GIVEN REQUEST: Retype the listing that follows, exactly as written.

[Items from a dataset]
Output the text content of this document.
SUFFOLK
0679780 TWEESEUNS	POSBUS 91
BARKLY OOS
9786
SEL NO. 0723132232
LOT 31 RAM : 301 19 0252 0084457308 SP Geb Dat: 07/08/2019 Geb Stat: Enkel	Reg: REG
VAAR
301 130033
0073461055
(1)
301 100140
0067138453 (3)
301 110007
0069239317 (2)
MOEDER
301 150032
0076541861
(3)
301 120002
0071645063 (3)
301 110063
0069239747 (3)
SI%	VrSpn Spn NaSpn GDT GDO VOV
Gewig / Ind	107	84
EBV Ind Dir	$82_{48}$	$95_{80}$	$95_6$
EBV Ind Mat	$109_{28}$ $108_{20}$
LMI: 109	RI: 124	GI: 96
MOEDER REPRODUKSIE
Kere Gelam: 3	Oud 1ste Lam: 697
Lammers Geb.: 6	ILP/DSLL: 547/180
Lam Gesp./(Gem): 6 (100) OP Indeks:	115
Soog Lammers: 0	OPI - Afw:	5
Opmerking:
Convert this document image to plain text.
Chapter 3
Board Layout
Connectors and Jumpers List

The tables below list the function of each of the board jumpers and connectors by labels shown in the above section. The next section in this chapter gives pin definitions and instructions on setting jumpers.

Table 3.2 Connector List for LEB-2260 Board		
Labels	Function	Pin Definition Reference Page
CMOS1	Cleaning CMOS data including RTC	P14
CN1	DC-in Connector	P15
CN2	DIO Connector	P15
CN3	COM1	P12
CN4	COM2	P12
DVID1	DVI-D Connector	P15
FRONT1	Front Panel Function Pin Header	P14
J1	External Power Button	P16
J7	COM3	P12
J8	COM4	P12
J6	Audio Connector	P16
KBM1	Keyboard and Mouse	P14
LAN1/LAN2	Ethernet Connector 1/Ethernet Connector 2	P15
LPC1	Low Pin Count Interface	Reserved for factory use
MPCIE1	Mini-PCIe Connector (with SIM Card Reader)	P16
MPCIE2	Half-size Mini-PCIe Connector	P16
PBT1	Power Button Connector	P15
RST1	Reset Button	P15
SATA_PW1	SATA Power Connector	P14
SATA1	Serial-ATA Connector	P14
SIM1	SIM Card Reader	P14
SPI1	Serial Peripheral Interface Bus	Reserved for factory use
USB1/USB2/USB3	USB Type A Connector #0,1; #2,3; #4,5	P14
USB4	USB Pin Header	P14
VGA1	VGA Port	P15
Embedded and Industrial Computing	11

FULL RESPONSE:
Output the text content of this document.
SUFFOLK
0679780 TWEESEUNS	POSBUS 91
BARKLY OOS
9786
SEL NO. 0723132232
LOT 31 RAM : 301 19 0252 0084457308 SP Geb Dat: 07/08/2019 Geb Stat: Enkel	Reg: REG
VAAR
301 130033
0073461055
(1)
301 100140
0067138453 (3)
301 110007
0069239317 (2)
MOEDER
301 150032
0076541861
(3)
301 120002
0071645063 (3)
301 110063
0069239747 (3)
SI%	VrSpn Spn NaSpn GDT GDO VOV
Gewig / Ind	107	84
EBV Ind Dir	$82_{48}$	$95_{80}$	$95_6$
EBV Ind Mat	$109_{28}$ $108_{20}$
LMI: 109	RI: 124	GI: 96
MOEDER REPRODUKSIE
Kere Gelam: 3	Oud 1ste Lam: 697
Lammers Geb.: 6	ILP/DSLL: 547/180
Lam Gesp./(Gem): 6 (100) OP Indeks:	115
Soog Lammers: 0	OPI - Afw:	5
Opmerking:
Convert this document image to plain text.
Chapter 3
Board Layout
Connectors and Jumpers List

The tables below list the function of each of the board jumpers and connectors by labels shown in the above section. The next section in this chapter gives pin definitions and instructions on setting jumpers.

Table 3.2 Connector List for LEB-2260 Board		
Labels	Function	Pin Definition Reference Page
CMOS1	Cleaning CMOS data including RTC	P14
CN1	DC-in Connector	P15
CN2	DIO Connector	P15
CN3	COM1	P12
CN4	COM2	P12
DVID1	DVI-D Connector	P15
FRONT1	Front Panel Function Pin Header	P14
J1	External Power Button	P16
J7	COM3	P12
J8	COM4	P12
J6	Audio Connector	P16
KBM1	Keyboard and Mouse	P14
LAN1/LAN2	Ethernet Connector 1/Ethernet Connector 2	P15
LPC1	Low Pin Count Interface	Reserved for factory use
MPCIE1	Mini-PCIe Connector (with SIM Card Reader)	P16
MPCIE2	Half-size Mini-PCIe Connector	P16
PBT1	Power Button Connector	P15
RST1	Reset Button	P15
SATA_PW1	SATA Power Connector	P14
SATA1	Serial-ATA Connector	P14
SIM1	SIM Card Reader	P14
SPI1	Serial Peripheral Interface Bus	Reserved for factory use
USB1/USB2/USB3	USB Type A Connector #0,1; #2,3; #4,5	P14
USB4	USB Pin Header	P14
VGA1	VGA Port	P15
Embedded and Industrial Computing	11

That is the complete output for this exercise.